PROBLEM DESCRIPTION: Copy each line of the data below with the word "color".

DATA PROVIDED:
##########

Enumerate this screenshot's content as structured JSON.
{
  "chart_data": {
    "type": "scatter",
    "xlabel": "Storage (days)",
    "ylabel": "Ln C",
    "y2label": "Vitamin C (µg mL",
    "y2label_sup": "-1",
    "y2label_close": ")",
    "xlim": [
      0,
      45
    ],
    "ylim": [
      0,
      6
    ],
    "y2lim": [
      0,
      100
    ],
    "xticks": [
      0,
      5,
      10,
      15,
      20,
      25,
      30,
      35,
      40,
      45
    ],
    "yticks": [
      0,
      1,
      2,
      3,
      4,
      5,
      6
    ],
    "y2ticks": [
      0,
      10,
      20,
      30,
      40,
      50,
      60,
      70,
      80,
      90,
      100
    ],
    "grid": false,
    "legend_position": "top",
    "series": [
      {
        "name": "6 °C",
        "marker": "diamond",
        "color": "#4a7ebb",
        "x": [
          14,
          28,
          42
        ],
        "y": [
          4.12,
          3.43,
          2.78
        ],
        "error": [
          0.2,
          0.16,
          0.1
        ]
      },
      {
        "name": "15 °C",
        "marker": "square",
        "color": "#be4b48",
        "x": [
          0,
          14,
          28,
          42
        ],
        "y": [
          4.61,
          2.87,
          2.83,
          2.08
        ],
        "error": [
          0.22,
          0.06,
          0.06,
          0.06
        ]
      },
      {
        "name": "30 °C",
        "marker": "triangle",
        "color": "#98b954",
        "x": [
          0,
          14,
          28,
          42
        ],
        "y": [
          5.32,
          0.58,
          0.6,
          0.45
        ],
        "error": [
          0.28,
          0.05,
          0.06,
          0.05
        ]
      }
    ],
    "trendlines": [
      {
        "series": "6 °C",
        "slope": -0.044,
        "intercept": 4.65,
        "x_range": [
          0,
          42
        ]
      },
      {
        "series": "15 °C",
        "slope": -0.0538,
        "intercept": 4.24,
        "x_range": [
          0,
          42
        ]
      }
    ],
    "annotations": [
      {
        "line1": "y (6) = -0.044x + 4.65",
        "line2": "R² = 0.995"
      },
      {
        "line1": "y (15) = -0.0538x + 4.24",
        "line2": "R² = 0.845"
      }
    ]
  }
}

##########

SOLUTION TO THIS EXERCISE:
        "color": "#4a7ebb",
        "color": "#be4b48",
        "color": "#98b954",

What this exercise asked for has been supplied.